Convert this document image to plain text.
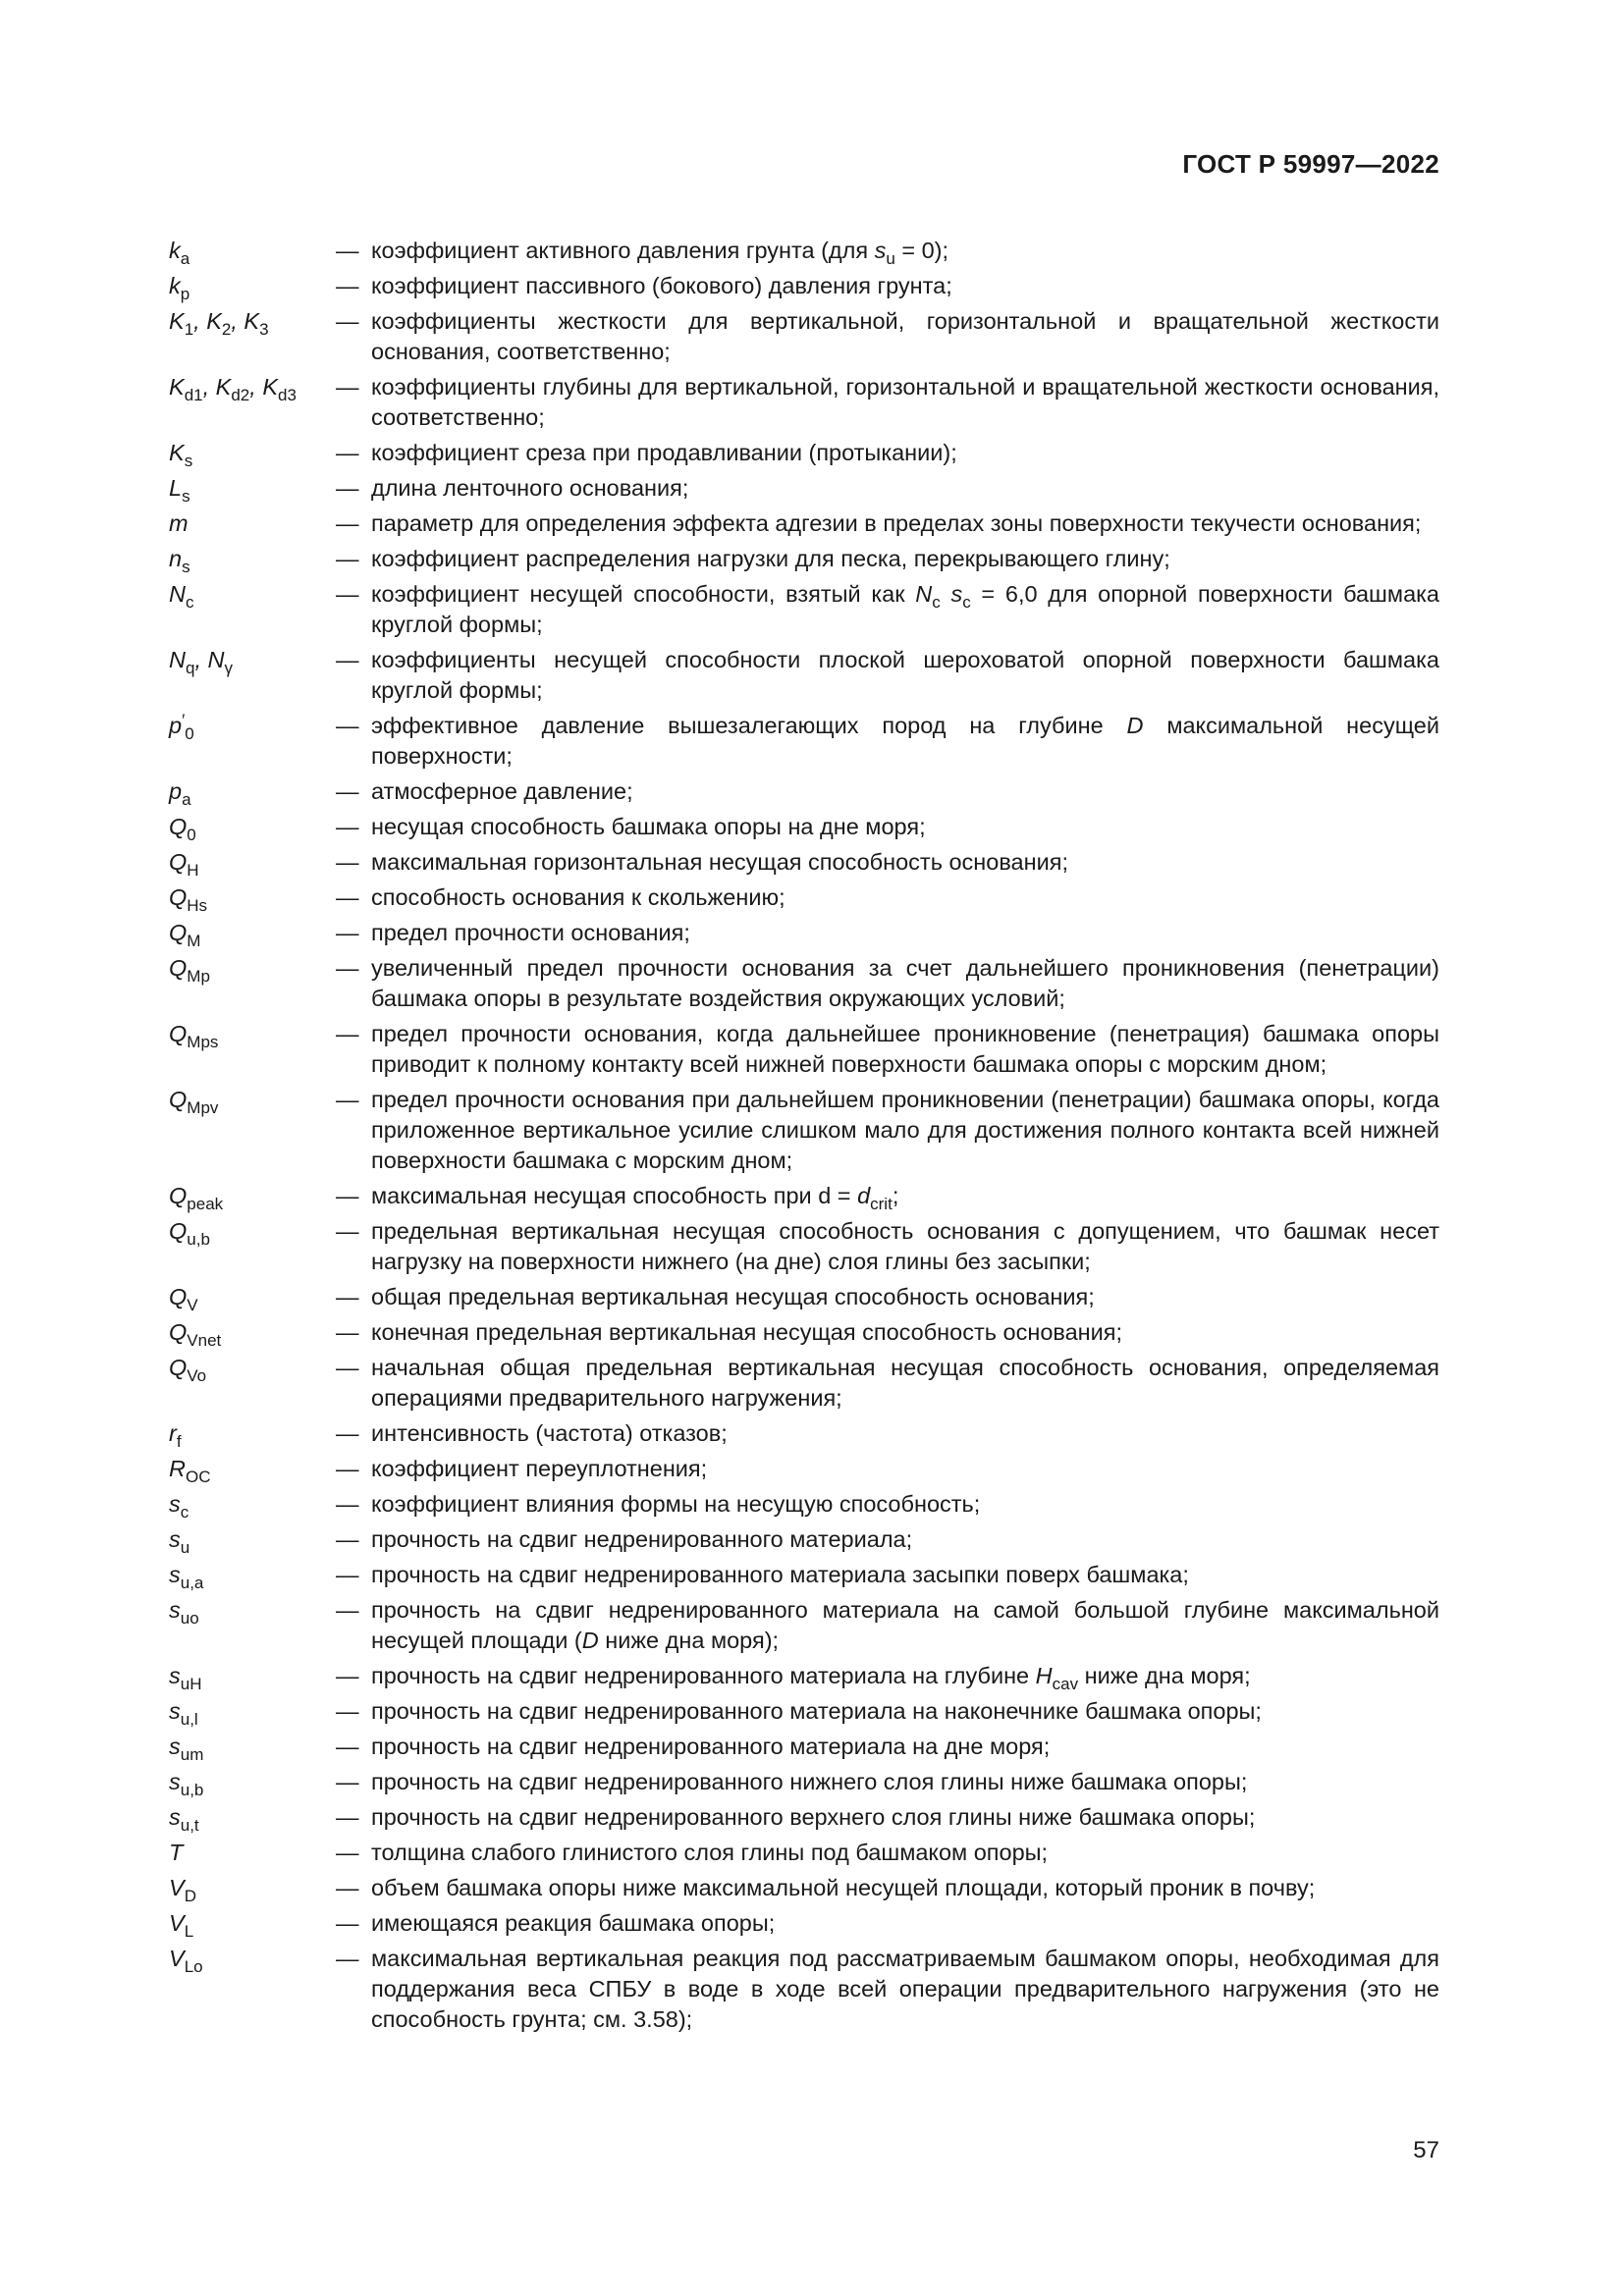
ГОСТ Р 59997—2022
$k_a$	— коэффициент активного давления грунта (для $s_u = 0$);
$k_p$	— коэффициент пассивного (бокового) давления грунта;
$K_1$, $K_2$, $K_3$	— коэффициенты жесткости для вертикальной, горизонтальной и вращательной жесткости основания, соответственно;
$K_{d1}$, $K_{d2}$, $K_{d3}$	— коэффициенты глубины для вертикальной, горизонтальной и вращательной жесткости основания, соответственно;
$K_s$	— коэффициент среза при продавливании (протыкании);
$L_s$	— длина ленточного основания;
m	— параметр для определения эффекта адгезии в пределах зоны поверхности текучести основания;
$n_s$	— коэффициент распределения нагрузки для песка, перекрывающего глину;
$N_c$	— коэффициент несущей способности, взятый как $N_c$ $s_c = 6,0$ для опорной поверхности башмака круглой формы;
$N_q$, $N_\gamma$	— коэффициенты несущей способности плоской шероховатой опорной поверхности башмака круглой формы;
$p'_0$	— эффективное давление вышезалегающих пород на глубине D максимальной несущей поверхности;
$p_a$	— атмосферное давление;
$Q_0$	— несущая способность башмака опоры на дне моря;
$Q_H$	— максимальная горизонтальная несущая способность основания;
$Q_{Hs}$	— способность основания к скольжению;
$Q_M$	— предел прочности основания;
$Q_{Mp}$	— увеличенный предел прочности основания за счет дальнейшего проникновения (пенетрации) башмака опоры в результате воздействия окружающих условий;
$Q_{Mps}$	— предел прочности основания, когда дальнейшее проникновение (пенетрация) башмака опоры приводит к полному контакту всей нижней поверхности башмака опоры с морским дном;
$Q_{Mpv}$	— предел прочности основания при дальнейшем проникновении (пенетрации) башмака опоры, когда приложенное вертикальное усилие слишком мало для достижения полного контакта всей нижней поверхности башмака с морским дном;
$Q_{peak}$	— максимальная несущая способность при $d = d_{crit}$;
$Q_{u,b}$	— предельная вертикальная несущая способность основания с допущением, что башмак несет нагрузку на поверхности нижнего (на дне) слоя глины без засыпки;
$Q_V$	— общая предельная вертикальная несущая способность основания;
$Q_{Vnet}$	— конечная предельная вертикальная несущая способность основания;
$Q_{Vo}$	— начальная общая предельная вертикальная несущая способность основания, определяемая операциями предварительного нагружения;
$r_f$	— интенсивность (частота) отказов;
$R_{OC}$	— коэффициент переуплотнения;
$s_c$	— коэффициент влияния формы на несущую способность;
$s_u$	— прочность на сдвиг недренированного материала;
$s_{u,a}$	— прочность на сдвиг недренированного материала засыпки поверх башмака;
$s_{uo}$	— прочность на сдвиг недренированного материала на самой большой глубине максимальной несущей площади (D ниже дна моря);
$s_{uH}$	— прочность на сдвиг недренированного материала на глубине $H_{cav}$ ниже дна моря;
$s_{u,l}$	— прочность на сдвиг недренированного материала на наконечнике башмака опоры;
$s_{um}$	— прочность на сдвиг недренированного материала на дне моря;
$s_{u,b}$	— прочность на сдвиг недренированного нижнего слоя глины ниже башмака опоры;
$s_{u,t}$	— прочность на сдвиг недренированного верхнего слоя глины ниже башмака опоры;
T	— толщина слабого глинистого слоя глины под башмаком опоры;
$V_D$	— объем башмака опоры ниже максимальной несущей площади, который проник в почву;
$V_L$	— имеющаяся реакция башмака опоры;
$V_{Lo}$	— максимальная вертикальная реакция под рассматриваемым башмаком опоры, необходимая для поддержания веса СПБУ в воде в ходе всей операции предварительного нагружения (это не способность грунта; см. 3.58);
57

#### Exercise aim:
Reproduce all of the material above word for word. Omit the pictures.

#### Answer to the task:
Convert this document image to plain text.
ГОСТ Р 59997—2022
$k_a$	— коэффициент активного давления грунта (для $s_u = 0$);
$k_p$	— коэффициент пассивного (бокового) давления грунта;
$K_1$, $K_2$, $K_3$	— коэффициенты жесткости для вертикальной, горизонтальной и вращательной жесткости основания, соответственно;
$K_{d1}$, $K_{d2}$, $K_{d3}$	— коэффициенты глубины для вертикальной, горизонтальной и вращательной жесткости основания, соответственно;
$K_s$	— коэффициент среза при продавливании (протыкании);
$L_s$	— длина ленточного основания;
m	— параметр для определения эффекта адгезии в пределах зоны поверхности текучести основания;
$n_s$	— коэффициент распределения нагрузки для песка, перекрывающего глину;
$N_c$	— коэффициент несущей способности, взятый как $N_c$ $s_c = 6,0$ для опорной поверхности башмака круглой формы;
$N_q$, $N_\gamma$	— коэффициенты несущей способности плоской шероховатой опорной поверхности башмака круглой формы;
$p'_0$	— эффективное давление вышезалегающих пород на глубине D максимальной несущей поверхности;
$p_a$	— атмосферное давление;
$Q_0$	— несущая способность башмака опоры на дне моря;
$Q_H$	— максимальная горизонтальная несущая способность основания;
$Q_{Hs}$	— способность основания к скольжению;
$Q_M$	— предел прочности основания;
$Q_{Mp}$	— увеличенный предел прочности основания за счет дальнейшего проникновения (пенетрации) башмака опоры в результате воздействия окружающих условий;
$Q_{Mps}$	— предел прочности основания, когда дальнейшее проникновение (пенетрация) башмака опоры приводит к полному контакту всей нижней поверхности башмака опоры с морским дном;
$Q_{Mpv}$	— предел прочности основания при дальнейшем проникновении (пенетрации) башмака опоры, когда приложенное вертикальное усилие слишком мало для достижения полного контакта всей нижней поверхности башмака с морским дном;
$Q_{peak}$	— максимальная несущая способность при $d = d_{crit}$;
$Q_{u,b}$	— предельная вертикальная несущая способность основания с допущением, что башмак несет нагрузку на поверхности нижнего (на дне) слоя глины без засыпки;
$Q_V$	— общая предельная вертикальная несущая способность основания;
$Q_{Vnet}$	— конечная предельная вертикальная несущая способность основания;
$Q_{Vo}$	— начальная общая предельная вертикальная несущая способность основания, определяемая операциями предварительного нагружения;
$r_f$	— интенсивность (частота) отказов;
$R_{OC}$	— коэффициент переуплотнения;
$s_c$	— коэффициент влияния формы на несущую способность;
$s_u$	— прочность на сдвиг недренированного материала;
$s_{u,a}$	— прочность на сдвиг недренированного материала засыпки поверх башмака;
$s_{uo}$	— прочность на сдвиг недренированного материала на самой большой глубине максимальной несущей площади (D ниже дна моря);
$s_{uH}$	— прочность на сдвиг недренированного материала на глубине $H_{cav}$ ниже дна моря;
$s_{u,l}$	— прочность на сдвиг недренированного материала на наконечнике башмака опоры;
$s_{um}$	— прочность на сдвиг недренированного материала на дне моря;
$s_{u,b}$	— прочность на сдвиг недренированного нижнего слоя глины ниже башмака опоры;
$s_{u,t}$	— прочность на сдвиг недренированного верхнего слоя глины ниже башмака опоры;
T	— толщина слабого глинистого слоя глины под башмаком опоры;
$V_D$	— объем башмака опоры ниже максимальной несущей площади, который проник в почву;
$V_L$	— имеющаяся реакция башмака опоры;
$V_{Lo}$	— максимальная вертикальная реакция под рассматриваемым башмаком опоры, необходимая для поддержания веса СПБУ в воде в ходе всей операции предварительного нагружения (это не способность грунта; см. 3.58);
57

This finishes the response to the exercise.